▸ Exercise instructions
List each line of the data that holds the string "Moor".

>> START Data in this exercise

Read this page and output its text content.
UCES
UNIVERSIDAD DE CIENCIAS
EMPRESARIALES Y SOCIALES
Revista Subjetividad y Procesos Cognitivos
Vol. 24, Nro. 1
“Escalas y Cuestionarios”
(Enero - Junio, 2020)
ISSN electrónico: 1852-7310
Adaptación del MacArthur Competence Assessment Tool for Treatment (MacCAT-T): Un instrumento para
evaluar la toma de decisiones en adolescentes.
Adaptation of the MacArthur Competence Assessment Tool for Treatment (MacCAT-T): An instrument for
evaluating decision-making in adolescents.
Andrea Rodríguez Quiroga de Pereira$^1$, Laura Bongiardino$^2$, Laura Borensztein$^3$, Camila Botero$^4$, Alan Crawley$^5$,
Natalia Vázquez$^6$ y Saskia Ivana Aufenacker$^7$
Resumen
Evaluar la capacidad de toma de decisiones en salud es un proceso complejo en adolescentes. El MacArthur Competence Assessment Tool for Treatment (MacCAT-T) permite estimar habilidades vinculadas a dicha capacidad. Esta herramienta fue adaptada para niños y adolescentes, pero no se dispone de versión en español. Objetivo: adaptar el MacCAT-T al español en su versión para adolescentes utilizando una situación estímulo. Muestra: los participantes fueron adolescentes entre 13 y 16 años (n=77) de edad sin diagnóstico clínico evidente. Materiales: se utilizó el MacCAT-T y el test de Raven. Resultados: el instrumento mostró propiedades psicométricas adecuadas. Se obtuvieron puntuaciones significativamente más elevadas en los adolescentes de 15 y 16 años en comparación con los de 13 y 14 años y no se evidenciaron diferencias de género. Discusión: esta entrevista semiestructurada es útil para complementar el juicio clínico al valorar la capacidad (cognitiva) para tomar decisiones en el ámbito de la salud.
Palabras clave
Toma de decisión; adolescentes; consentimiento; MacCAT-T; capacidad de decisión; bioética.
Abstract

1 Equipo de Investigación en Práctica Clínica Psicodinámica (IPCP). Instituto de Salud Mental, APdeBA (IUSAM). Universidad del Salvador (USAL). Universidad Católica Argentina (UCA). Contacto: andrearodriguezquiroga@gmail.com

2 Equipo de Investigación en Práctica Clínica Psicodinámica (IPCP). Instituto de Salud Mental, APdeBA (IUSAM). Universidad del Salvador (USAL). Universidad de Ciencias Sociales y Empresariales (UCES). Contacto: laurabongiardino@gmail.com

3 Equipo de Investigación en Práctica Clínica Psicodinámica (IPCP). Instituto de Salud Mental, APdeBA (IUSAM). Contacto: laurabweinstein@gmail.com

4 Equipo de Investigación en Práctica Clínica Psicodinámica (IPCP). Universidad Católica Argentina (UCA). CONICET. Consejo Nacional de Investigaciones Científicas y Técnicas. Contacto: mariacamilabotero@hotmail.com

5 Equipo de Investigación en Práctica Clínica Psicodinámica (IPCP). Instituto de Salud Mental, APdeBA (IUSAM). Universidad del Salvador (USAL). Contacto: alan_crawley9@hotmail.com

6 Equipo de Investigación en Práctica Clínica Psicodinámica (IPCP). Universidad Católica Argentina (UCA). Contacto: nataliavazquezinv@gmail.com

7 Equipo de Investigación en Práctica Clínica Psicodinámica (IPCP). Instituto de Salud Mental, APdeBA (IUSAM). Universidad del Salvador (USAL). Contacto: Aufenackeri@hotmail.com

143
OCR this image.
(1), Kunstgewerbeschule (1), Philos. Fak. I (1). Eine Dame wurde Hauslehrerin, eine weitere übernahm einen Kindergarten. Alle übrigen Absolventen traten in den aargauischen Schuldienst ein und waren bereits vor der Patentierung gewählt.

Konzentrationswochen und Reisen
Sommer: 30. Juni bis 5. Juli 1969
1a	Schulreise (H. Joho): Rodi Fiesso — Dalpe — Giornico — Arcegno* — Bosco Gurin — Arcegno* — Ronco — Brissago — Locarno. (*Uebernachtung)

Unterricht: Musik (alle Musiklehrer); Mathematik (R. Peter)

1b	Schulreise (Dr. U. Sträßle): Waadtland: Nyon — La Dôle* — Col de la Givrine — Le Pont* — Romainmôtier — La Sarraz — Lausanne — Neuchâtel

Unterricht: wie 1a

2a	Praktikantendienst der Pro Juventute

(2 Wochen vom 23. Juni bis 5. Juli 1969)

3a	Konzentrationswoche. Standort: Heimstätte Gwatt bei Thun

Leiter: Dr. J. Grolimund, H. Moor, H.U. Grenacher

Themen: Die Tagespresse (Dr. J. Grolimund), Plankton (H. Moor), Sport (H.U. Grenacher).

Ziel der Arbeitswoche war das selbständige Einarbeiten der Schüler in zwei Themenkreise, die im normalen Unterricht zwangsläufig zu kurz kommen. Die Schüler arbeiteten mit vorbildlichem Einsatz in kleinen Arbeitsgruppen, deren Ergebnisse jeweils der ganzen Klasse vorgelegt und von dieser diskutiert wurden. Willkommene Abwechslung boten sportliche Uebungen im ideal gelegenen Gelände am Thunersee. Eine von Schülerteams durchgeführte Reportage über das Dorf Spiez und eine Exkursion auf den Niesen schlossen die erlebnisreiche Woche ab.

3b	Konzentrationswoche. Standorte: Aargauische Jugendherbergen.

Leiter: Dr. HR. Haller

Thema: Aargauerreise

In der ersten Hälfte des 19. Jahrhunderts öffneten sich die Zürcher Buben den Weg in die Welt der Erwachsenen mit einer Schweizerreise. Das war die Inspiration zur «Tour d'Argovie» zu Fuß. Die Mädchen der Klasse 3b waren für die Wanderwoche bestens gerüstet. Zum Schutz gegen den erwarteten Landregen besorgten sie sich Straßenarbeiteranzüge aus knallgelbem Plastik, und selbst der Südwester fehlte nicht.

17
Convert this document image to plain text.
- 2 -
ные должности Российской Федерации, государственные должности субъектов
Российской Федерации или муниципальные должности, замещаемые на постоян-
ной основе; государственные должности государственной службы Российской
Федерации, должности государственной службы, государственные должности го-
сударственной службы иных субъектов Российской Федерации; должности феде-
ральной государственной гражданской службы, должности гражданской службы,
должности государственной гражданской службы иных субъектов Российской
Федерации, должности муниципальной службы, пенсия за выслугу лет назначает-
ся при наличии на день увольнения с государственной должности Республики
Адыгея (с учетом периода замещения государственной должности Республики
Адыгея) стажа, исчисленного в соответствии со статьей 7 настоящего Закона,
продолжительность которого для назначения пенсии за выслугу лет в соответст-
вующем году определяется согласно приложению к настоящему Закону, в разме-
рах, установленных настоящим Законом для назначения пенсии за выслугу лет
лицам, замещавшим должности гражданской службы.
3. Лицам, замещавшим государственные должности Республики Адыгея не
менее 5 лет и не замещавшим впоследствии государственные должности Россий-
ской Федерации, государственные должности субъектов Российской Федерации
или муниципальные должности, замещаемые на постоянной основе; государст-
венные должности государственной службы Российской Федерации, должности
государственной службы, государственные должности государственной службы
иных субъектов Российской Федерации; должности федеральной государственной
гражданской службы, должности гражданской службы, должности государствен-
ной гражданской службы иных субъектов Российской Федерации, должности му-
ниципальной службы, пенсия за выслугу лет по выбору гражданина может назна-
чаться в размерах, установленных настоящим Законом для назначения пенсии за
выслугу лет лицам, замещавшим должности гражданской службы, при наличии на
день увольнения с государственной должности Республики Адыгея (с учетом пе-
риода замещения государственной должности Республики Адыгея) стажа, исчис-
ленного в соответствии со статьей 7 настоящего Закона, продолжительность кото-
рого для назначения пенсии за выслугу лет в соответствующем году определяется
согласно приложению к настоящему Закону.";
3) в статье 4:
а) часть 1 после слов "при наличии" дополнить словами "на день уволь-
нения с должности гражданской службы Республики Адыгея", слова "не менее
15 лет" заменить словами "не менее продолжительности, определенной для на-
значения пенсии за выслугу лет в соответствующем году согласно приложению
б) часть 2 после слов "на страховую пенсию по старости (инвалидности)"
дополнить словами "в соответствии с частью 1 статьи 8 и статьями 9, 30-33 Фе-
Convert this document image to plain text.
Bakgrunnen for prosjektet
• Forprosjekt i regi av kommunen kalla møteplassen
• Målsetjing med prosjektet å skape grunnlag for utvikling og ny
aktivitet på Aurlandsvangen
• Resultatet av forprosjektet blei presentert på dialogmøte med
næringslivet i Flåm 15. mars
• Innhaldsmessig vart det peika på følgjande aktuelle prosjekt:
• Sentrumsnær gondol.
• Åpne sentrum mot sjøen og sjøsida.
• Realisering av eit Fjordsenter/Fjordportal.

>> END Data in this exercise

▸ Task solution
Leiter: Dr. J. Grolimund, H. Moor, H.U. Grenacher
Themen: Die Tagespresse (Dr. J. Grolimund), Plankton (H. Moor), Sport (H.U. Grenacher).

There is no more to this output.